• _Short problem_
Transcribe all of the data exactly. Omit the pictures.

.....

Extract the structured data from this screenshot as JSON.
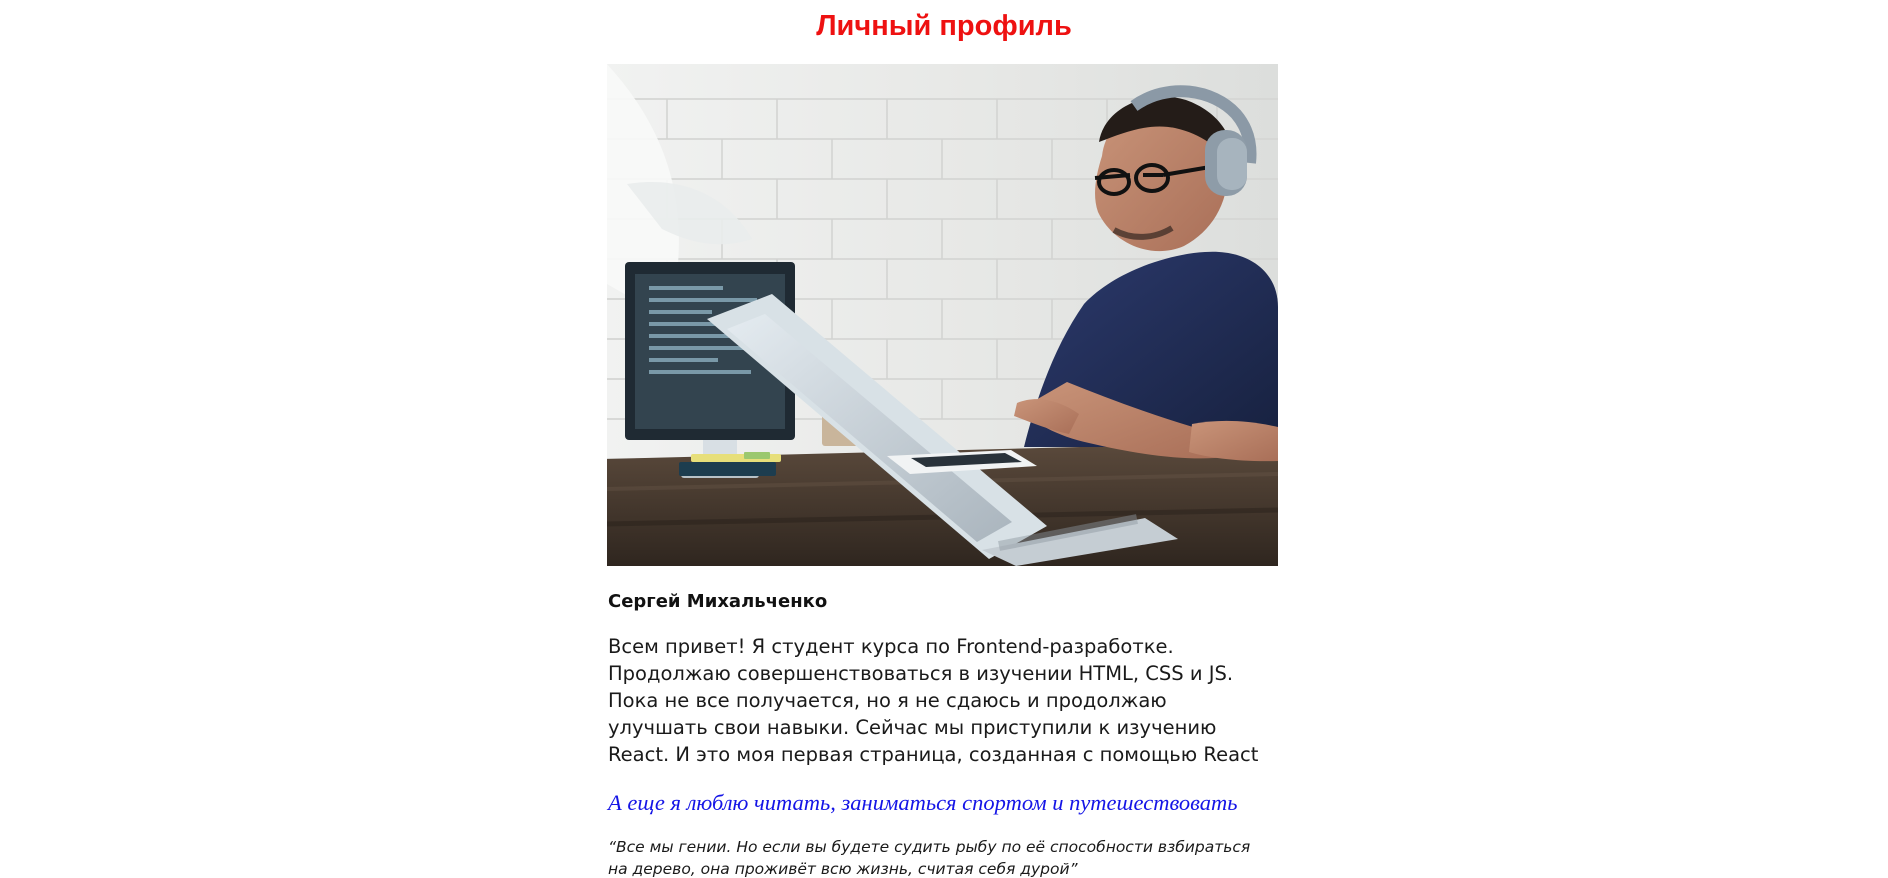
{
  "colors": {
    "title": "#ee1111",
    "hobby": "#1515e6"
  },
  "profile": {
    "title": "Личный профиль",
    "photo_description": "developer-at-computer-photo",
    "name": "Сергей Михальченко",
    "bio": "Всем привет! Я студент курса по Frontend-разработке. Продолжаю совершенствоваться в изучении HTML, CSS и JS. Пока не все получается, но я не сдаюсь и продолжаю улучшать свои навыки. Сейчас мы приступили к изучению React. И это моя первая страница, созданная с помощью React",
    "hobby": "А еще я люблю читать, заниматься спортом и путешествовать",
    "quote": "“Все мы гении. Но если вы будете судить рыбу по её способности взбираться на дерево, она проживёт всю жизнь, считая себя дурой”"
  }
}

.....

• _Task output_
Extract the structured data from this screenshot as JSON.
{
  "colors": {
    "title": "#ee1111",
    "hobby": "#1515e6"
  },
  "profile": {
    "title": "Личный профиль",
    "photo_description": "developer-at-computer-photo",
    "name": "Сергей Михальченко",
    "bio": "Всем привет! Я студент курса по Frontend-разработке. Продолжаю совершенствоваться в изучении HTML, CSS и JS. Пока не все получается, но я не сдаюсь и продолжаю улучшать свои навыки. Сейчас мы приступили к изучению React. И это моя первая страница, созданная с помощью React",
    "hobby": "А еще я люблю читать, заниматься спортом и путешествовать",
    "quote": "“Все мы гении. Но если вы будете судить рыбу по её способности взбираться на дерево, она проживёт всю жизнь, считая себя дурой”"
  }
}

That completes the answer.